[Your instructions]: Locate the string "boliger" in the listing below. Copy every line where it is found.

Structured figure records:
--- --- ---

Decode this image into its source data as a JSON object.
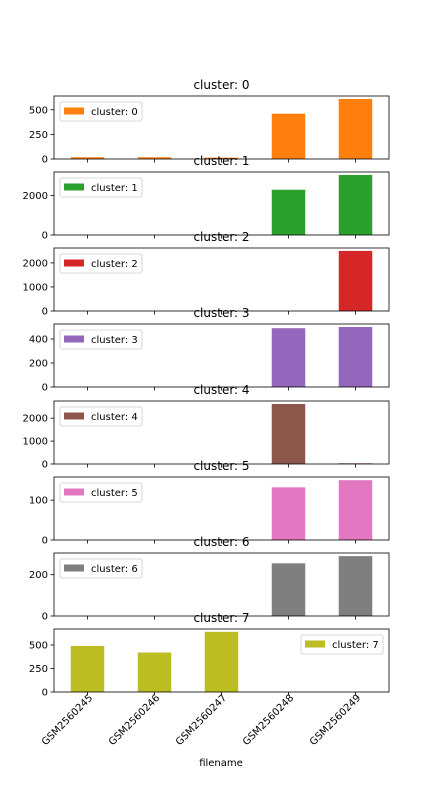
{
  "chart_data": {
    "type": "bar",
    "layout": "stacked-subplots-shared-x",
    "xlabel": "filename",
    "categories": [
      "GSM2560245",
      "GSM2560246",
      "GSM2560247",
      "GSM2560248",
      "GSM2560249"
    ],
    "subplots": [
      {
        "title": "cluster: 0",
        "legend": "cluster: 0",
        "legend_position": "upper-left",
        "color": "#ff7f0e",
        "values": [
          18,
          18,
          14,
          460,
          610
        ],
        "ylim": [
          0,
          640
        ],
        "yticks": [
          0,
          250,
          500
        ]
      },
      {
        "title": "cluster: 1",
        "legend": "cluster: 1",
        "legend_position": "upper-left",
        "color": "#2ca02c",
        "values": [
          0,
          0,
          0,
          2300,
          3050
        ],
        "ylim": [
          0,
          3200
        ],
        "yticks": [
          0,
          2000
        ]
      },
      {
        "title": "cluster: 2",
        "legend": "cluster: 2",
        "legend_position": "upper-left",
        "color": "#d62728",
        "values": [
          0,
          0,
          0,
          0,
          2500
        ],
        "ylim": [
          0,
          2620
        ],
        "yticks": [
          0,
          1000,
          2000
        ]
      },
      {
        "title": "cluster: 3",
        "legend": "cluster: 3",
        "legend_position": "upper-left",
        "color": "#9467bd",
        "values": [
          0,
          0,
          0,
          490,
          500
        ],
        "ylim": [
          0,
          525
        ],
        "yticks": [
          0,
          200,
          400
        ]
      },
      {
        "title": "cluster: 4",
        "legend": "cluster: 4",
        "legend_position": "upper-left",
        "color": "#8c564b",
        "values": [
          0,
          0,
          0,
          2620,
          30
        ],
        "ylim": [
          0,
          2750
        ],
        "yticks": [
          0,
          1000,
          2000
        ]
      },
      {
        "title": "cluster: 5",
        "legend": "cluster: 5",
        "legend_position": "upper-left",
        "color": "#e377c2",
        "values": [
          0,
          0,
          0,
          132,
          150
        ],
        "ylim": [
          0,
          158
        ],
        "yticks": [
          0,
          100
        ]
      },
      {
        "title": "cluster: 6",
        "legend": "cluster: 6",
        "legend_position": "upper-left",
        "color": "#7f7f7f",
        "values": [
          0,
          0,
          0,
          255,
          290
        ],
        "ylim": [
          0,
          305
        ],
        "yticks": [
          0,
          200
        ]
      },
      {
        "title": "cluster: 7",
        "legend": "cluster: 7",
        "legend_position": "upper-right",
        "color": "#bcbd22",
        "values": [
          490,
          420,
          640,
          0,
          0
        ],
        "ylim": [
          0,
          670
        ],
        "yticks": [
          0,
          250,
          500
        ]
      }
    ]
  }
}
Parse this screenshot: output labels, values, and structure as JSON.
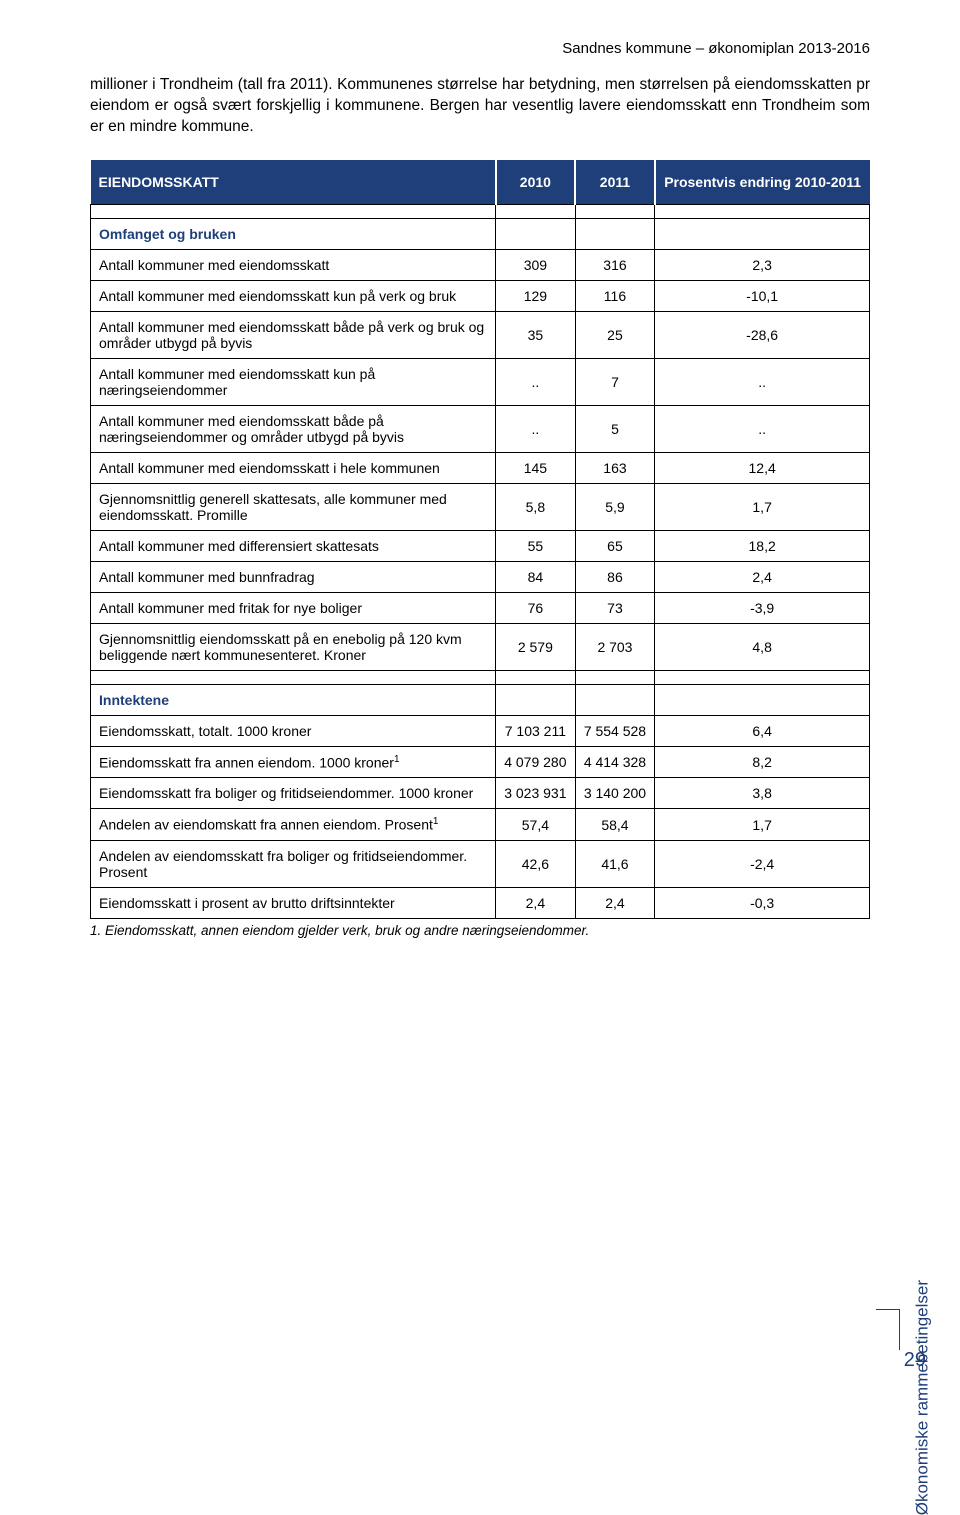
{
  "header": "Sandnes kommune – økonomiplan 2013-2016",
  "paragraph": "millioner i Trondheim (tall fra 2011). Kommunenes størrelse har betydning, men størrelsen på eiendomsskatten pr eiendom er også svært forskjellig i kommunene. Bergen har vesentlig lavere eiendomsskatt enn Trondheim som er en mindre kommune.",
  "table": {
    "head": {
      "label": "EIENDOMSSKATT",
      "c1": "2010",
      "c2": "2011",
      "c3": "Prosentvis endring 2010-2011"
    },
    "section1": "Omfanget og bruken",
    "section2": "Inntektene",
    "rows1": [
      {
        "label": "Antall kommuner med eiendomsskatt",
        "c1": "309",
        "c2": "316",
        "c3": "2,3"
      },
      {
        "label": "Antall kommuner med eiendomsskatt kun på verk og bruk",
        "c1": "129",
        "c2": "116",
        "c3": "-10,1"
      },
      {
        "label": "Antall kommuner med eiendomsskatt både på verk og bruk og områder utbygd på byvis",
        "c1": "35",
        "c2": "25",
        "c3": "-28,6"
      },
      {
        "label": "Antall kommuner med eiendomsskatt kun på næringseiendommer",
        "c1": "..",
        "c2": "7",
        "c3": ".."
      },
      {
        "label": "Antall kommuner med eiendomsskatt både på næringseiendommer og områder utbygd på byvis",
        "c1": "..",
        "c2": "5",
        "c3": ".."
      },
      {
        "label": "Antall kommuner med eiendomsskatt i hele kommunen",
        "c1": "145",
        "c2": "163",
        "c3": "12,4"
      },
      {
        "label": "Gjennomsnittlig generell skattesats, alle kommuner med eiendomsskatt. Promille",
        "c1": "5,8",
        "c2": "5,9",
        "c3": "1,7"
      },
      {
        "label": "Antall kommuner med differensiert skattesats",
        "c1": "55",
        "c2": "65",
        "c3": "18,2"
      },
      {
        "label": "Antall kommuner med bunnfradrag",
        "c1": "84",
        "c2": "86",
        "c3": "2,4"
      },
      {
        "label": "Antall kommuner med fritak for nye boliger",
        "c1": "76",
        "c2": "73",
        "c3": "-3,9"
      },
      {
        "label": "Gjennomsnittlig eiendomsskatt på en enebolig på 120 kvm beliggende nært kommunesenteret. Kroner",
        "c1": "2 579",
        "c2": "2 703",
        "c3": "4,8"
      }
    ],
    "rows2": [
      {
        "label": "Eiendomsskatt, totalt. 1000 kroner",
        "c1": "7 103 211",
        "c2": "7 554 528",
        "c3": "6,4"
      },
      {
        "label": "Eiendomsskatt fra annen eiendom. 1000 kroner",
        "sup": "1",
        "c1": "4 079 280",
        "c2": "4 414 328",
        "c3": "8,2"
      },
      {
        "label": "Eiendomsskatt fra boliger og fritidseiendommer. 1000 kroner",
        "c1": "3 023 931",
        "c2": "3 140 200",
        "c3": "3,8"
      },
      {
        "label": "Andelen av eiendomskatt fra annen eiendom. Prosent",
        "sup": "1",
        "c1": "57,4",
        "c2": "58,4",
        "c3": "1,7"
      },
      {
        "label": "Andelen av eiendomsskatt fra boliger og fritidseiendommer. Prosent",
        "c1": "42,6",
        "c2": "41,6",
        "c3": "-2,4"
      },
      {
        "label": "Eiendomsskatt i prosent av brutto driftsinntekter",
        "c1": "2,4",
        "c2": "2,4",
        "c3": "-0,3"
      }
    ]
  },
  "footnote": "1. Eiendomsskatt, annen eiendom gjelder verk, bruk og andre næringseiendommer.",
  "side_label": "Økonomiske rammebetingelser",
  "page_number": "29",
  "colors": {
    "brand": "#1f3f7a",
    "text": "#000000",
    "bg": "#ffffff"
  }
}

--- --- ---

[Answer for the task]:
        "label": "Antall kommuner med fritak for nye boliger",
        "label": "Eiendomsskatt fra boliger og fritidseiendommer. 1000 kroner",
        "label": "Andelen av eiendomsskatt fra boliger og fritidseiendommer. Prosent",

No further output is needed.